■ STATED GOAL: The data below is to be returned in full and exactly.

** Start RECORDS PROVIDED **

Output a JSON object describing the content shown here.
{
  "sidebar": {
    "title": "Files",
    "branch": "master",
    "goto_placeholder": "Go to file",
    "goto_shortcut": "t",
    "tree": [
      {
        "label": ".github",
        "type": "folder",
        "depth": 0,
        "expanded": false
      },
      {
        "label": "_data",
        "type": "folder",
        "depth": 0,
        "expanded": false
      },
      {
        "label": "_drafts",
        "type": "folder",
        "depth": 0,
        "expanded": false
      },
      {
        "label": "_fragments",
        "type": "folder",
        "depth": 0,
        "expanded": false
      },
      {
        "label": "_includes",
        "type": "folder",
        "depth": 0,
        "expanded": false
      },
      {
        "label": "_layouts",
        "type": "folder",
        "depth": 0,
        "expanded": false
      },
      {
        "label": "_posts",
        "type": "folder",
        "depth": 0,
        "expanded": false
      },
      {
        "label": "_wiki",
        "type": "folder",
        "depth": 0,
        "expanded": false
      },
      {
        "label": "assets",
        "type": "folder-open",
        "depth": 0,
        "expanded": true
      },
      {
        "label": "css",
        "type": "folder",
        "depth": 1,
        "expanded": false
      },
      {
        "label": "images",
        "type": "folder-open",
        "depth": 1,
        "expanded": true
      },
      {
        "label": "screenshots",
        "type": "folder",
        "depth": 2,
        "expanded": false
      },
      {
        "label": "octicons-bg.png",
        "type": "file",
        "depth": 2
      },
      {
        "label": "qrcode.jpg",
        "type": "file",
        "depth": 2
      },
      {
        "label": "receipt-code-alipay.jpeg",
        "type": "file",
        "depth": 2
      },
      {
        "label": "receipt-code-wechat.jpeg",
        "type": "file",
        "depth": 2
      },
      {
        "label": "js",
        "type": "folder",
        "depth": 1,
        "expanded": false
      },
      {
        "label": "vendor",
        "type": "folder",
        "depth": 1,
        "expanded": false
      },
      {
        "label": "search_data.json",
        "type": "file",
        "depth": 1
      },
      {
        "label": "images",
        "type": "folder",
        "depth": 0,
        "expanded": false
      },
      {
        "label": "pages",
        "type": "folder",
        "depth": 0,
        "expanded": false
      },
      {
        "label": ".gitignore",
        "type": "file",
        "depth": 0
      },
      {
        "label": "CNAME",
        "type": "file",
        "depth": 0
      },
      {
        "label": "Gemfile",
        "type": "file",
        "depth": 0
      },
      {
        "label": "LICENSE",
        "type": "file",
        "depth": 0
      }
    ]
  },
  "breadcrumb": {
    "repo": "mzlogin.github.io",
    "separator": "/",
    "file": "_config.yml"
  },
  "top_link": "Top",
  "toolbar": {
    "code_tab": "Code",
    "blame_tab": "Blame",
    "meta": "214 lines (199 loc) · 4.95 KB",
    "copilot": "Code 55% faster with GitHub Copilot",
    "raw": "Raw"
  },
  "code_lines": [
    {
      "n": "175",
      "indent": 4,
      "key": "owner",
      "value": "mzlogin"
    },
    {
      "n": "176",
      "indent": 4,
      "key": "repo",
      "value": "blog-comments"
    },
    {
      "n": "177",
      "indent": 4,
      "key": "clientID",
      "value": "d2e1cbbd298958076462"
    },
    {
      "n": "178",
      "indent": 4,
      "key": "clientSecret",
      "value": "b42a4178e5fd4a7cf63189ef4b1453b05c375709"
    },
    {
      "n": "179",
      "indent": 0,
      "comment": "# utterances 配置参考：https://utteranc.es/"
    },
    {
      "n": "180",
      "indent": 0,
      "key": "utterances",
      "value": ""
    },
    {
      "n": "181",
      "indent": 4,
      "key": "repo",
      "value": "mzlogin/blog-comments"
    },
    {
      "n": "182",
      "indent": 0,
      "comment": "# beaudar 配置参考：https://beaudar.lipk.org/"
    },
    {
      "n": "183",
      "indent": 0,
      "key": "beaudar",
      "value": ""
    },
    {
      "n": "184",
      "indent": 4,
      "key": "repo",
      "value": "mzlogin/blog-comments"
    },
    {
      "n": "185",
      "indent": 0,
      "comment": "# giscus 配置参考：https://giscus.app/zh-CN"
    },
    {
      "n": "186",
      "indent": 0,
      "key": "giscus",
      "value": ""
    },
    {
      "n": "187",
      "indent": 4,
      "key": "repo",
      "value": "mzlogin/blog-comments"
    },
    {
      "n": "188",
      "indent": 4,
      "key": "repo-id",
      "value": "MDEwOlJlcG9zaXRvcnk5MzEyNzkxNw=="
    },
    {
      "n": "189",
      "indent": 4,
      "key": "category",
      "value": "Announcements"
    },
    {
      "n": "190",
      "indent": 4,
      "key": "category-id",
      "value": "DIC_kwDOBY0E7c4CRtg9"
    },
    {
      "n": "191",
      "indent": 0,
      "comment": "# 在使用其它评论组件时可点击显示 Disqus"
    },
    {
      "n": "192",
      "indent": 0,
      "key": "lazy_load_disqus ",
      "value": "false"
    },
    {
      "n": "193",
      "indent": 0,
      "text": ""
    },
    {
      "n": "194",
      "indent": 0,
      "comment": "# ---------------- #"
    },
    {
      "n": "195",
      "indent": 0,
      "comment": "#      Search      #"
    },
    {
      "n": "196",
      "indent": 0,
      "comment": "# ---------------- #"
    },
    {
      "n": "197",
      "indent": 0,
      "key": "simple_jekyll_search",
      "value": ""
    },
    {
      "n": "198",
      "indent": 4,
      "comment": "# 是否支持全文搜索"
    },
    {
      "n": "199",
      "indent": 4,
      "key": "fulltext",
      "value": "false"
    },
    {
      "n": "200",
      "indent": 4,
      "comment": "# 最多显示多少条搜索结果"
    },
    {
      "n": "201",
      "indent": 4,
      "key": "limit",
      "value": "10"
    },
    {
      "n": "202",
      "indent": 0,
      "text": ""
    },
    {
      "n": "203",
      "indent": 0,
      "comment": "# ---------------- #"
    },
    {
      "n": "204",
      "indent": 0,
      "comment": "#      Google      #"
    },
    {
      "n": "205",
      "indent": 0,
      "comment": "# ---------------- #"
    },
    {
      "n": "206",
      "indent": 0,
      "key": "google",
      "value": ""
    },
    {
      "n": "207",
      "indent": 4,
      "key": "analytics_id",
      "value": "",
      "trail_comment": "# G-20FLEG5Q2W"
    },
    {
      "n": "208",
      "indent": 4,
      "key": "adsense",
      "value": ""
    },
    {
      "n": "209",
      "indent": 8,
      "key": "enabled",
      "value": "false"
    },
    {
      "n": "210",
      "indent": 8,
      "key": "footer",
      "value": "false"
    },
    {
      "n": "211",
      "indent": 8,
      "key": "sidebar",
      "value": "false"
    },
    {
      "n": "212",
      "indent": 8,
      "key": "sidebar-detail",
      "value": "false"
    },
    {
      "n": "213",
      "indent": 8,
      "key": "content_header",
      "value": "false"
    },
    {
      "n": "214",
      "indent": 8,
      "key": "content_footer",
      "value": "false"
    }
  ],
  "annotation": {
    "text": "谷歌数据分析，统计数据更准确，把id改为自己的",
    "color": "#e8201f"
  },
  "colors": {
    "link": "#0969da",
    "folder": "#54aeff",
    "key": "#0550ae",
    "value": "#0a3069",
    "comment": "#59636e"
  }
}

** End RECORDS PROVIDED **

■ RESULT OF THIS TASK:
Output a JSON object describing the content shown here.
{
  "sidebar": {
    "title": "Files",
    "branch": "master",
    "goto_placeholder": "Go to file",
    "goto_shortcut": "t",
    "tree": [
      {
        "label": ".github",
        "type": "folder",
        "depth": 0,
        "expanded": false
      },
      {
        "label": "_data",
        "type": "folder",
        "depth": 0,
        "expanded": false
      },
      {
        "label": "_drafts",
        "type": "folder",
        "depth": 0,
        "expanded": false
      },
      {
        "label": "_fragments",
        "type": "folder",
        "depth": 0,
        "expanded": false
      },
      {
        "label": "_includes",
        "type": "folder",
        "depth": 0,
        "expanded": false
      },
      {
        "label": "_layouts",
        "type": "folder",
        "depth": 0,
        "expanded": false
      },
      {
        "label": "_posts",
        "type": "folder",
        "depth": 0,
        "expanded": false
      },
      {
        "label": "_wiki",
        "type": "folder",
        "depth": 0,
        "expanded": false
      },
      {
        "label": "assets",
        "type": "folder-open",
        "depth": 0,
        "expanded": true
      },
      {
        "label": "css",
        "type": "folder",
        "depth": 1,
        "expanded": false
      },
      {
        "label": "images",
        "type": "folder-open",
        "depth": 1,
        "expanded": true
      },
      {
        "label": "screenshots",
        "type": "folder",
        "depth": 2,
        "expanded": false
      },
      {
        "label": "octicons-bg.png",
        "type": "file",
        "depth": 2
      },
      {
        "label": "qrcode.jpg",
        "type": "file",
        "depth": 2
      },
      {
        "label": "receipt-code-alipay.jpeg",
        "type": "file",
        "depth": 2
      },
      {
        "label": "receipt-code-wechat.jpeg",
        "type": "file",
        "depth": 2
      },
      {
        "label": "js",
        "type": "folder",
        "depth": 1,
        "expanded": false
      },
      {
        "label": "vendor",
        "type": "folder",
        "depth": 1,
        "expanded": false
      },
      {
        "label": "search_data.json",
        "type": "file",
        "depth": 1
      },
      {
        "label": "images",
        "type": "folder",
        "depth": 0,
        "expanded": false
      },
      {
        "label": "pages",
        "type": "folder",
        "depth": 0,
        "expanded": false
      },
      {
        "label": ".gitignore",
        "type": "file",
        "depth": 0
      },
      {
        "label": "CNAME",
        "type": "file",
        "depth": 0
      },
      {
        "label": "Gemfile",
        "type": "file",
        "depth": 0
      },
      {
        "label": "LICENSE",
        "type": "file",
        "depth": 0
      }
    ]
  },
  "breadcrumb": {
    "repo": "mzlogin.github.io",
    "separator": "/",
    "file": "_config.yml"
  },
  "top_link": "Top",
  "toolbar": {
    "code_tab": "Code",
    "blame_tab": "Blame",
    "meta": "214 lines (199 loc) · 4.95 KB",
    "copilot": "Code 55% faster with GitHub Copilot",
    "raw": "Raw"
  },
  "code_lines": [
    {
      "n": "175",
      "indent": 4,
      "key": "owner",
      "value": "mzlogin"
    },
    {
      "n": "176",
      "indent": 4,
      "key": "repo",
      "value": "blog-comments"
    },
    {
      "n": "177",
      "indent": 4,
      "key": "clientID",
      "value": "d2e1cbbd298958076462"
    },
    {
      "n": "178",
      "indent": 4,
      "key": "clientSecret",
      "value": "b42a4178e5fd4a7cf63189ef4b1453b05c375709"
    },
    {
      "n": "179",
      "indent": 0,
      "comment": "# utterances 配置参考：https://utteranc.es/"
    },
    {
      "n": "180",
      "indent": 0,
      "key": "utterances",
      "value": ""
    },
    {
      "n": "181",
      "indent": 4,
      "key": "repo",
      "value": "mzlogin/blog-comments"
    },
    {
      "n": "182",
      "indent": 0,
      "comment": "# beaudar 配置参考：https://beaudar.lipk.org/"
    },
    {
      "n": "183",
      "indent": 0,
      "key": "beaudar",
      "value": ""
    },
    {
      "n": "184",
      "indent": 4,
      "key": "repo",
      "value": "mzlogin/blog-comments"
    },
    {
      "n": "185",
      "indent": 0,
      "comment": "# giscus 配置参考：https://giscus.app/zh-CN"
    },
    {
      "n": "186",
      "indent": 0,
      "key": "giscus",
      "value": ""
    },
    {
      "n": "187",
      "indent": 4,
      "key": "repo",
      "value": "mzlogin/blog-comments"
    },
    {
      "n": "188",
      "indent": 4,
      "key": "repo-id",
      "value": "MDEwOlJlcG9zaXRvcnk5MzEyNzkxNw=="
    },
    {
      "n": "189",
      "indent": 4,
      "key": "category",
      "value": "Announcements"
    },
    {
      "n": "190",
      "indent": 4,
      "key": "category-id",
      "value": "DIC_kwDOBY0E7c4CRtg9"
    },
    {
      "n": "191",
      "indent": 0,
      "comment": "# 在使用其它评论组件时可点击显示 Disqus"
    },
    {
      "n": "192",
      "indent": 0,
      "key": "lazy_load_disqus ",
      "value": "false"
    },
    {
      "n": "193",
      "indent": 0,
      "text": ""
    },
    {
      "n": "194",
      "indent": 0,
      "comment": "# ---------------- #"
    },
    {
      "n": "195",
      "indent": 0,
      "comment": "#      Search      #"
    },
    {
      "n": "196",
      "indent": 0,
      "comment": "# ---------------- #"
    },
    {
      "n": "197",
      "indent": 0,
      "key": "simple_jekyll_search",
      "value": ""
    },
    {
      "n": "198",
      "indent": 4,
      "comment": "# 是否支持全文搜索"
    },
    {
      "n": "199",
      "indent": 4,
      "key": "fulltext",
      "value": "false"
    },
    {
      "n": "200",
      "indent": 4,
      "comment": "# 最多显示多少条搜索结果"
    },
    {
      "n": "201",
      "indent": 4,
      "key": "limit",
      "value": "10"
    },
    {
      "n": "202",
      "indent": 0,
      "text": ""
    },
    {
      "n": "203",
      "indent": 0,
      "comment": "# ---------------- #"
    },
    {
      "n": "204",
      "indent": 0,
      "comment": "#      Google      #"
    },
    {
      "n": "205",
      "indent": 0,
      "comment": "# ---------------- #"
    },
    {
      "n": "206",
      "indent": 0,
      "key": "google",
      "value": ""
    },
    {
      "n": "207",
      "indent": 4,
      "key": "analytics_id",
      "value": "",
      "trail_comment": "# G-20FLEG5Q2W"
    },
    {
      "n": "208",
      "indent": 4,
      "key": "adsense",
      "value": ""
    },
    {
      "n": "209",
      "indent": 8,
      "key": "enabled",
      "value": "false"
    },
    {
      "n": "210",
      "indent": 8,
      "key": "footer",
      "value": "false"
    },
    {
      "n": "211",
      "indent": 8,
      "key": "sidebar",
      "value": "false"
    },
    {
      "n": "212",
      "indent": 8,
      "key": "sidebar-detail",
      "value": "false"
    },
    {
      "n": "213",
      "indent": 8,
      "key": "content_header",
      "value": "false"
    },
    {
      "n": "214",
      "indent": 8,
      "key": "content_footer",
      "value": "false"
    }
  ],
  "annotation": {
    "text": "谷歌数据分析，统计数据更准确，把id改为自己的",
    "color": "#e8201f"
  },
  "colors": {
    "link": "#0969da",
    "folder": "#54aeff",
    "key": "#0550ae",
    "value": "#0a3069",
    "comment": "#59636e"
  }
}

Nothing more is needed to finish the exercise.